#### Problem to work on:
Locate the word "Gutmann" in the data below, then copy every line that holds it.

#### Provided information:
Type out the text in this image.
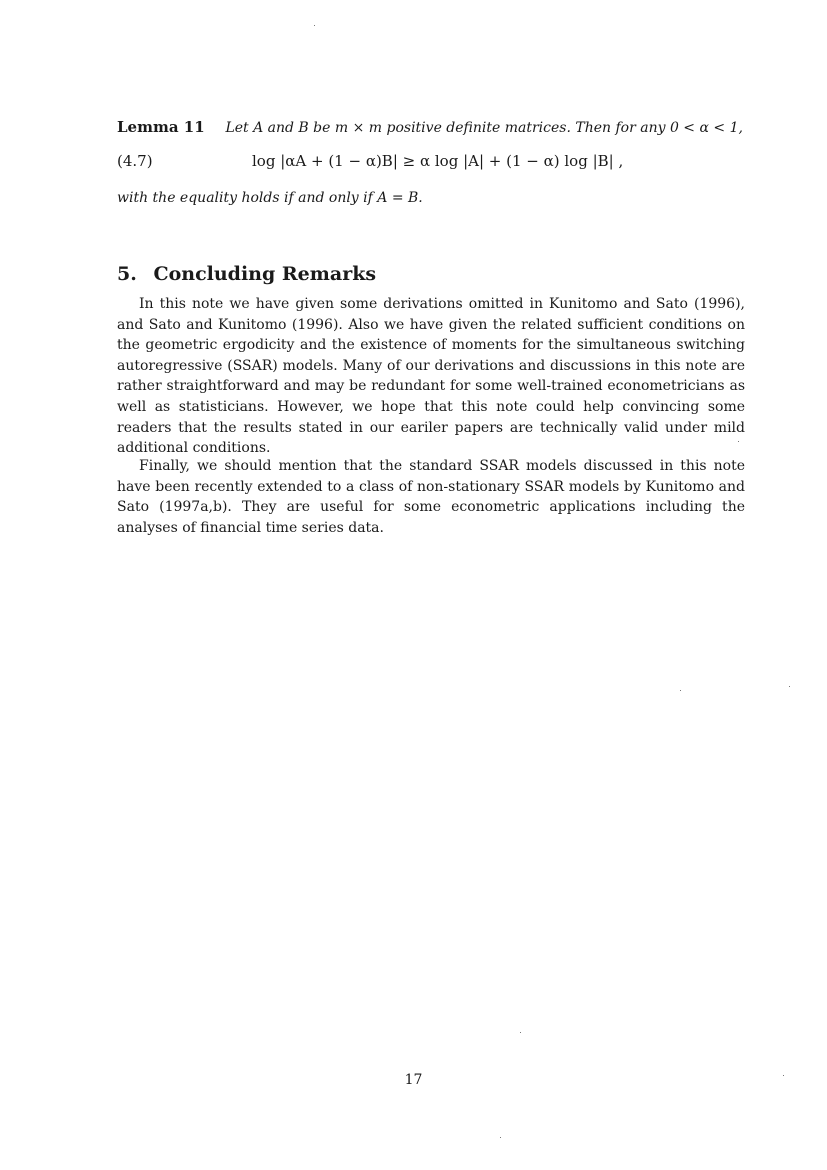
Lemma 11 Let A and B be m × m positive definite matrices. Then for any 0 < α < 1,
(4.7)	log |αA + (1 − α)B| ≥ α log |A| + (1 − α) log |B| ,
with the equality holds if and only if A = B.
5. Concluding Remarks

In this note we have given some derivations omitted in Kunitomo and Sato (1996), and Sato and Kunitomo (1996). Also we have given the related sufficient conditions on the geometric ergodicity and the existence of moments for the simultaneous switching autoregressive (SSAR) models. Many of our derivations and discussions in this note are rather straightforward and may be redundant for some well-trained econometricians as well as statisticians. However, we hope that this note could help convincing some readers that the results stated in our eariler papers are technically valid under mild additional conditions.

Finally, we should mention that the standard SSAR models discussed in this note have been recently extended to a class of non-stationary SSAR models by Kunitomo and Sato (1997a,b). They are useful for some econometric applications including the analyses of financial time series data.

17
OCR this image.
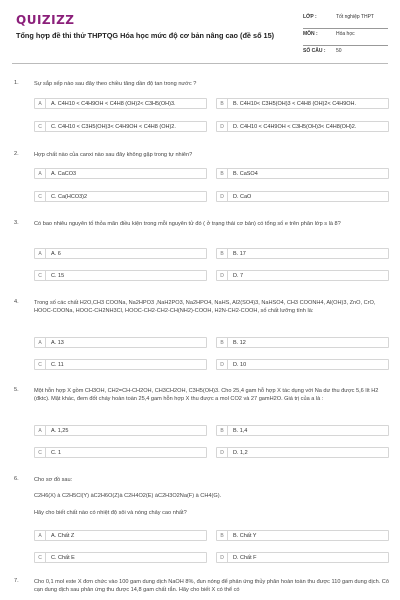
QUIZIZZ
Tổng hợp đề thi thử THPTQG Hóa học mức độ cơ bản nâng cao (đề số 15)
LỚP :	Tốt nghiệp THPT
MÔN :	Hóa học
SỐ CÂU :	50
1.	Sự sắp xếp nào sau đây theo chiều tăng dần độ tan trong nước ?
A	A. C4H10 < C4H9OH < C4H8 (OH)2< C3H5(OH)3.	B	B. C4H10< C3H5(OH)3 < C4H8 (OH)2< C4H9OH.
C	C. C4H10 < C3H5(OH)3< C4H9OH < C4H8 (OH)2.	D	D. C4H10 < C4H9OH < C3H5(OH)3< C4H8(OH)2.
2.	Hợp chất nào của canxi nào sau đây không gặp trong tự nhiên?
A	A. CaCO3	B	B. CaSO4
C	C. Ca(HCO3)2	D	D. CaO
3.	Có bao nhiêu nguyên tố thỏa mãn điều kiện trong mỗi nguyên tử đó ( ở trạng thái cơ bản) có tổng số e trên phân lớp s là 8?
A	A. 6	B	B. 17
C	C. 15	D	D. 7
4.	Trong số các chất H2O,CH3 COONa, Na2HPO3 ,NaH2PO3, Na2HPO4, NaHS, Al2(SO4)3, NaHSO4, CH3 COONH4, Al(OH)3, ZnO, CrO, HOOC-COONa, HOOC-CH2NH3Cl, HOOC-CH2-CH2-CH(NH2)-COOH, H2N-CH2-COOH, số chất lưỡng tính là:
A	A. 13	B	B. 12
C	C. 11	D	D. 10
5.	Một hỗn hợp X gồm CH3OH, CH2=CH-CH2OH, CH3CH2OH, C3H5(OH)3. Cho 25,4 gam hỗ hợp X tác dụng với Na dư thu được 5,6 lít H2 (đktc). Mặt khác, đem đốt cháy hoàn toàn 25,4 gam hỗn hợp X thu được a mol CO2 và 27 gamH2O. Giá trị của a là :
A	A. 1,25	B	B. 1,4
C	C. 1	D	D. 1,2
6.	Cho sơ đồ sau:
C2H6(X) à C2H5Cl(Y) àC2H6O(Z)à C2H4O2(E) àC2H3O2Na(F) à CH4(G).
Hãy cho biết chất nào có nhiệt độ sôi và nóng chảy cao nhất?
A	A. Chất Z	B	B. Chất Y
C	C. Chất E	D	D. Chất F
7.	Cho 0,1 mol este X đơn chức vào 100 gam dung dịch NaOH 8%, đun nóng để phản ứng thủy phân hoàn toàn thu được 110 gam dung dịch. Cô cạn dung dịch sau phản ứng thu được 14,8 gam chất rắn. Hãy cho biết X có thể có
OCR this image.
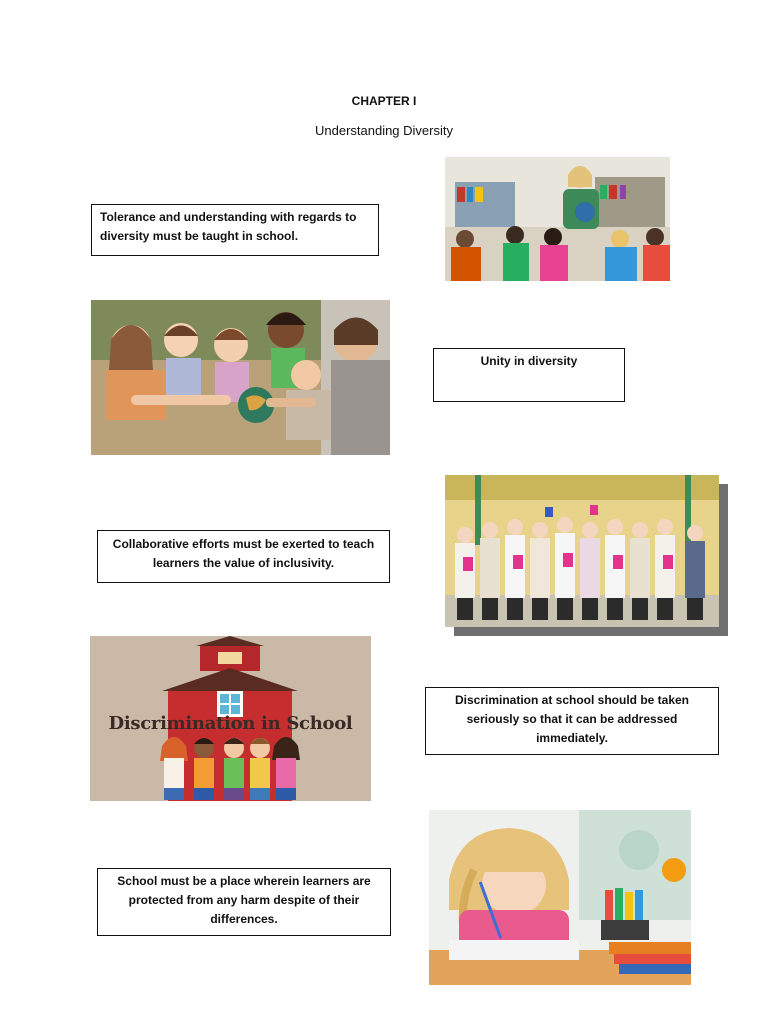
CHAPTER I
Understanding Diversity
Tolerance and understanding with regards to diversity must be taught in school.
Unity in diversity
Collaborative efforts must be exerted to teach learners the value of inclusivity.
Discrimination in School
Discrimination at school should be taken seriously so that it can be addressed immediately.
School must be a place wherein learners are protected from any harm despite of their differences.
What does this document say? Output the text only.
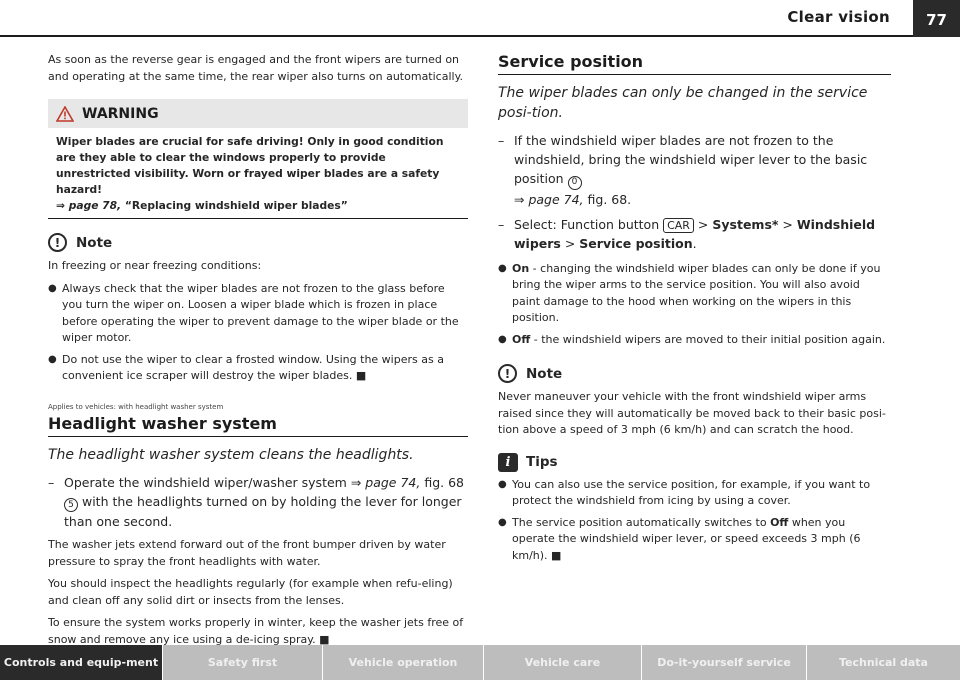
Clear vision	77

As soon as the reverse gear is engaged and the front wipers are turned on and operating at the same time, the rear wiper also turns on automatically.

WARNING
Wiper blades are crucial for safe driving! Only in good condition are they able to clear the windows properly to provide unrestricted visibility. Worn or frayed wiper blades are a safety hazard!
⇒ page 78, “Replacing windshield wiper blades”
!	Note

In freezing or near freezing conditions:

● Always check that the wiper blades are not frozen to the glass before you turn the wiper on. Loosen a wiper blade which is frozen in place before operating the wiper to prevent damage to the wiper blade or the wiper motor.
● Do not use the wiper to clear a frosted window. Using the wipers as a convenient ice scraper will destroy the wiper blades. ■
Applies to vehicles: with headlight washer system
Headlight washer system
The headlight washer system cleans the headlights.
– Operate the windshield wiper/washer system ⇒ page 74, fig. 68 5 with the headlights turned on by holding the lever for longer than one second.

The washer jets extend forward out of the front bumper driven by water pressure to spray the front headlights with water.

You should inspect the headlights regularly (for example when refu-eling) and clean off any solid dirt or insects from the lenses.

To ensure the system works properly in winter, keep the washer jets free of snow and remove any ice using a de-icing spray. ■

Service position
The wiper blades can only be changed in the service posi-tion.
– If the windshield wiper blades are not frozen to the windshield, bring the windshield wiper lever to the basic position 0
⇒ page 74, fig. 68.
– Select: Function button CAR > Systems* > Windshield wipers > Service position.
● On - changing the windshield wiper blades can only be done if you bring the wiper arms to the service position. You will also avoid paint damage to the hood when working on the wipers in this position.
● Off - the windshield wipers are moved to their initial position again.
!	Note

Never maneuver your vehicle with the front windshield wiper arms raised since they will automatically be moved back to their basic posi-tion above a speed of 3 mph (6 km/h) and can scratch the hood.

i	Tips
● You can also use the service position, for example, if you want to protect the windshield from icing by using a cover.
● The service position automatically switches to Off when you operate the windshield wiper lever, or speed exceeds 3 mph (6 km/h). ■
Controls and equip-ment	Safety first	Vehicle operation	Vehicle care	Do-it-yourself service	Technical data
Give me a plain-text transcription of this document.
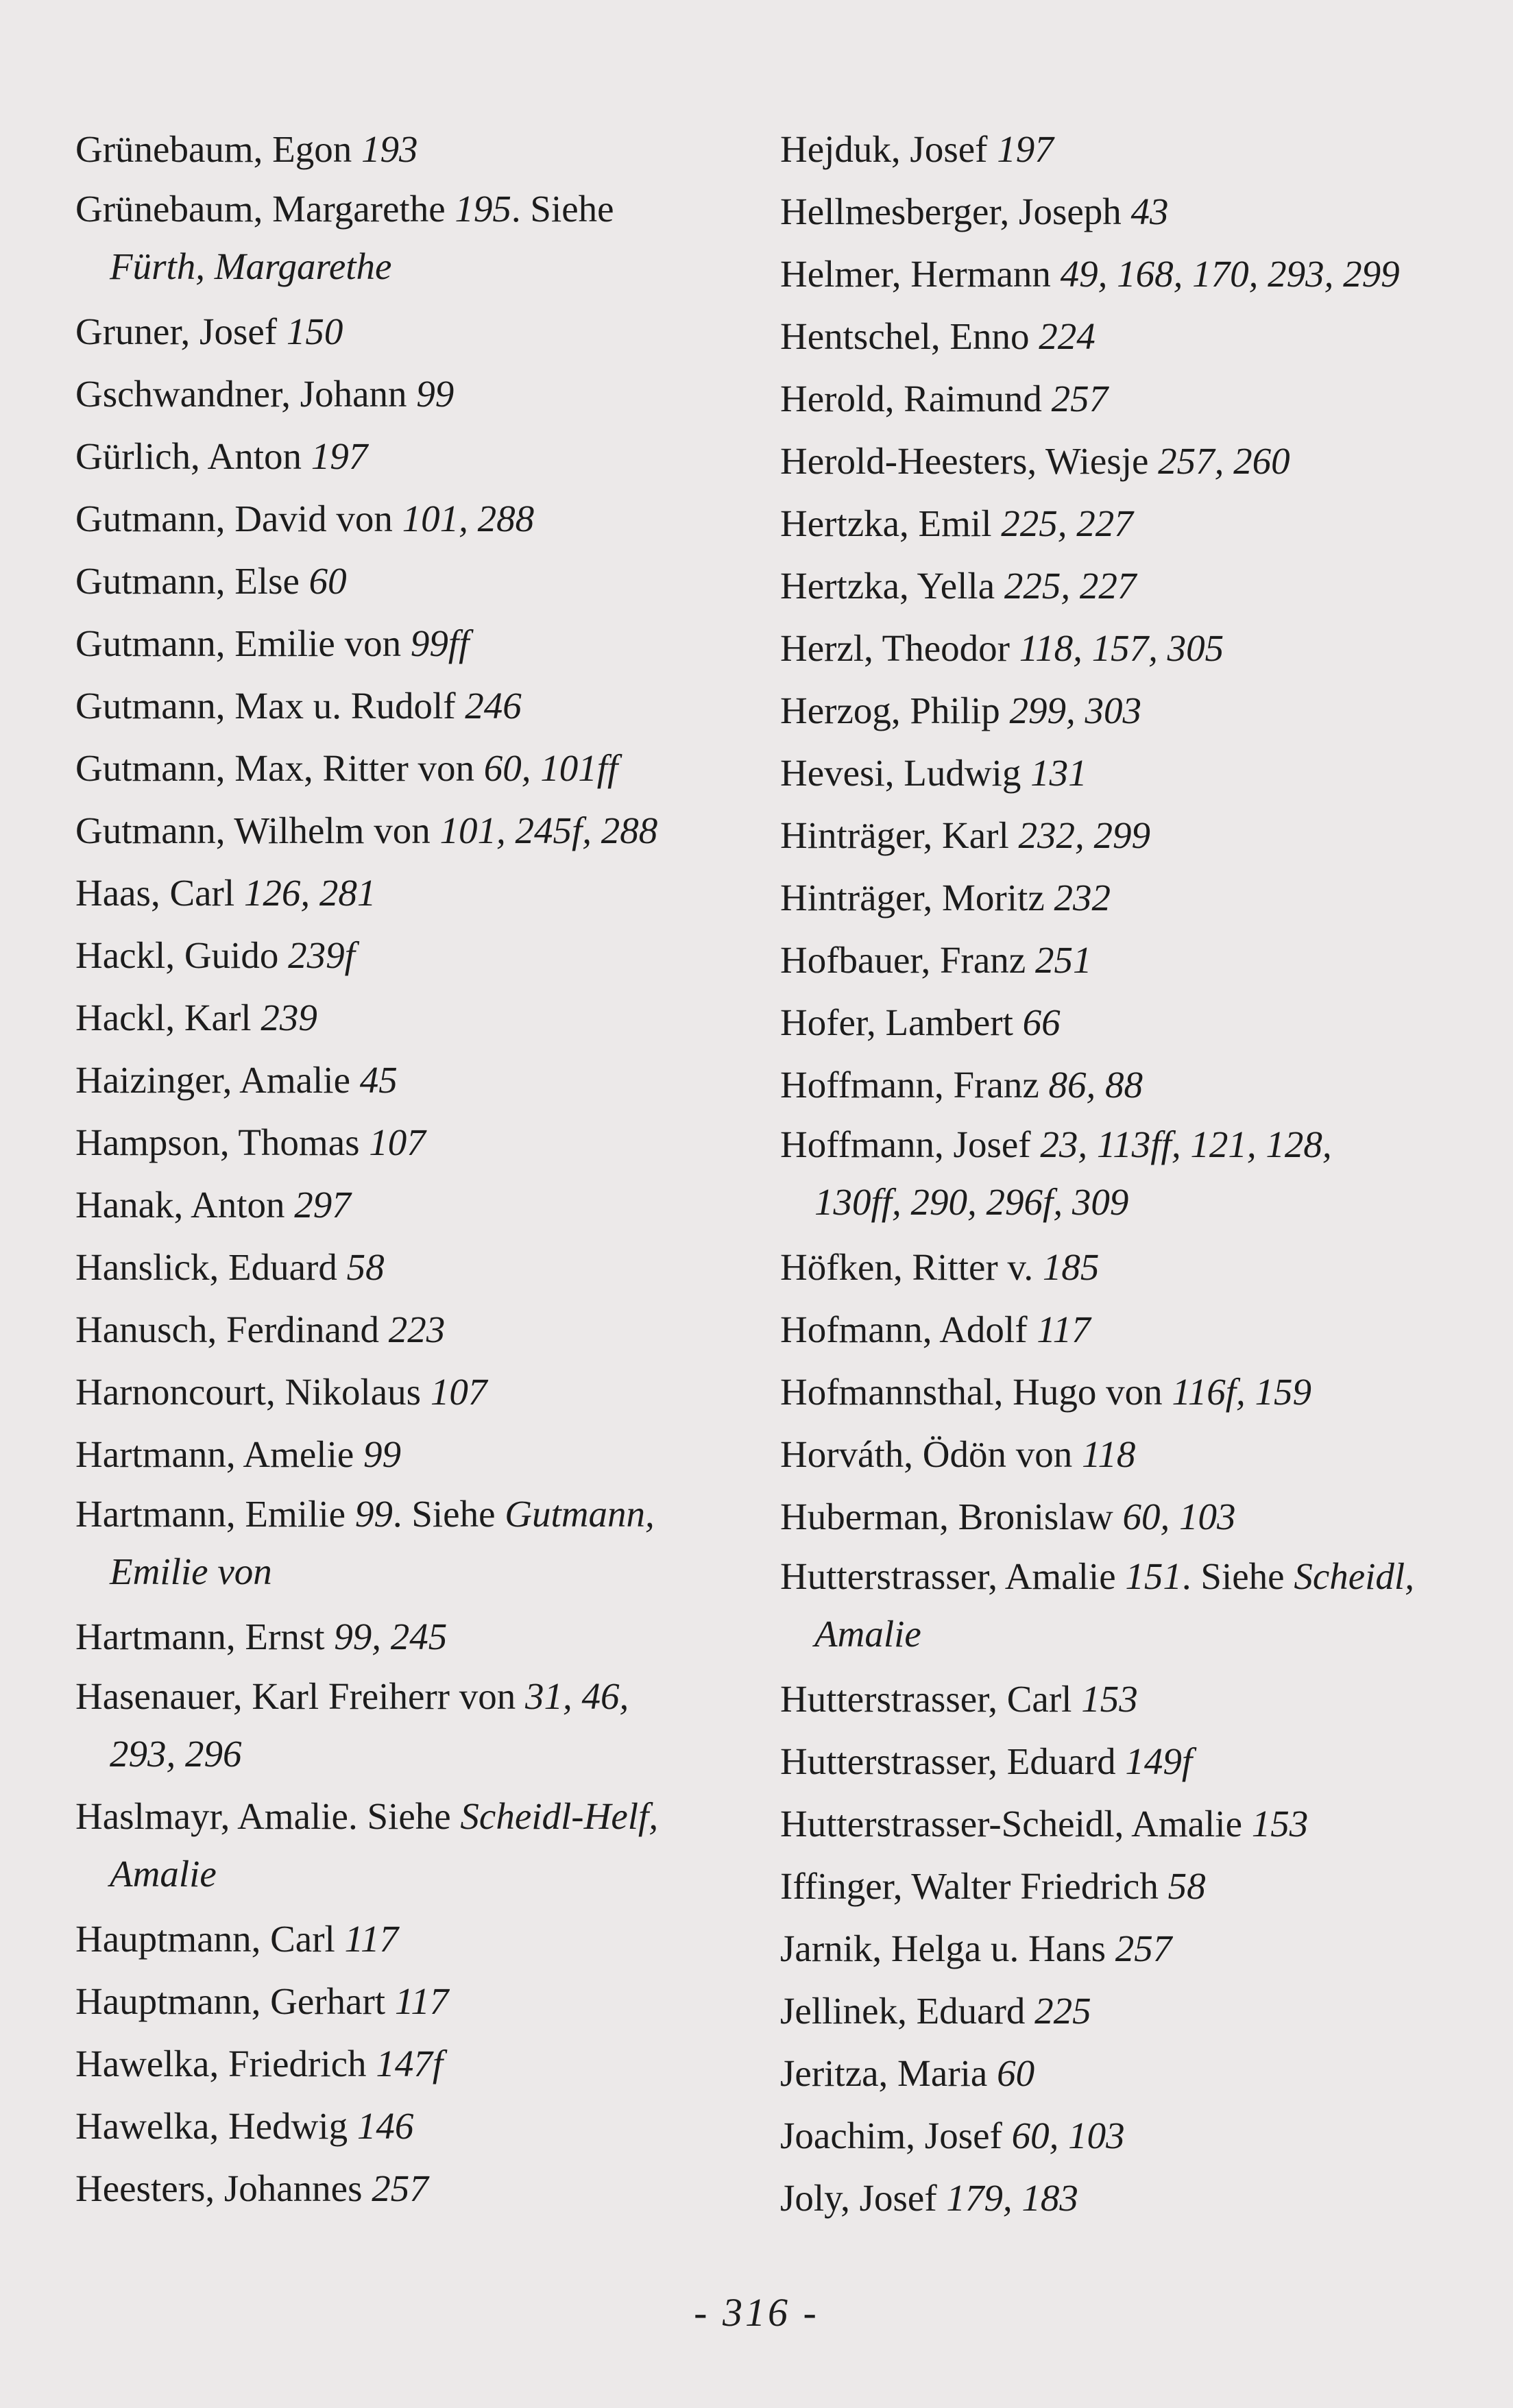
Grünebaum, Egon 193
Grünebaum, Margarethe 195. Siehe
Fürth, Margarethe
Gruner, Josef 150
Gschwandner, Johann 99
Gürlich, Anton 197
Gutmann, David von 101, 288
Gutmann, Else 60
Gutmann, Emilie von 99ff
Gutmann, Max u. Rudolf 246
Gutmann, Max, Ritter von 60, 101ff
Gutmann, Wilhelm von 101, 245f, 288
Haas, Carl 126, 281
Hackl, Guido 239f
Hackl, Karl 239
Haizinger, Amalie 45
Hampson, Thomas 107
Hanak, Anton 297
Hanslick, Eduard 58
Hanusch, Ferdinand 223
Harnoncourt, Nikolaus 107
Hartmann, Amelie 99
Hartmann, Emilie 99. Siehe Gutmann,
Emilie von
Hartmann, Ernst 99, 245
Hasenauer, Karl Freiherr von 31, 46,
293, 296
Haslmayr, Amalie. Siehe Scheidl-Helf,
Amalie
Hauptmann, Carl 117
Hauptmann, Gerhart 117
Hawelka, Friedrich 147f
Hawelka, Hedwig 146
Heesters, Johannes 257
Hejduk, Josef 197
Hellmesberger, Joseph 43
Helmer, Hermann 49, 168, 170, 293, 299
Hentschel, Enno 224
Herold, Raimund 257
Herold-Heesters, Wiesje 257, 260
Hertzka, Emil 225, 227
Hertzka, Yella 225, 227
Herzl, Theodor 118, 157, 305
Herzog, Philip 299, 303
Hevesi, Ludwig 131
Hinträger, Karl 232, 299
Hinträger, Moritz 232
Hofbauer, Franz 251
Hofer, Lambert 66
Hoffmann, Franz 86, 88
Hoffmann, Josef 23, 113ff, 121, 128,
130ff, 290, 296f, 309
Höfken, Ritter v. 185
Hofmann, Adolf 117
Hofmannsthal, Hugo von 116f, 159
Horváth, Ödön von 118
Huberman, Bronislaw 60, 103
Hutterstrasser, Amalie 151. Siehe Scheidl,
Amalie
Hutterstrasser, Carl 153
Hutterstrasser, Eduard 149f
Hutterstrasser-Scheidl, Amalie 153
Iffinger, Walter Friedrich 58
Jarnik, Helga u. Hans 257
Jellinek, Eduard 225
Jeritza, Maria 60
Joachim, Josef 60, 103
Joly, Josef 179, 183
- 316 -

#### Answer to this task:
Gutmann, David von 101, 288
Gutmann, Else 60
Gutmann, Emilie von 99ff
Gutmann, Max u. Rudolf 246
Gutmann, Max, Ritter von 60, 101ff
Gutmann, Wilhelm von 101, 245f, 288
Hartmann, Emilie 99. Siehe Gutmann,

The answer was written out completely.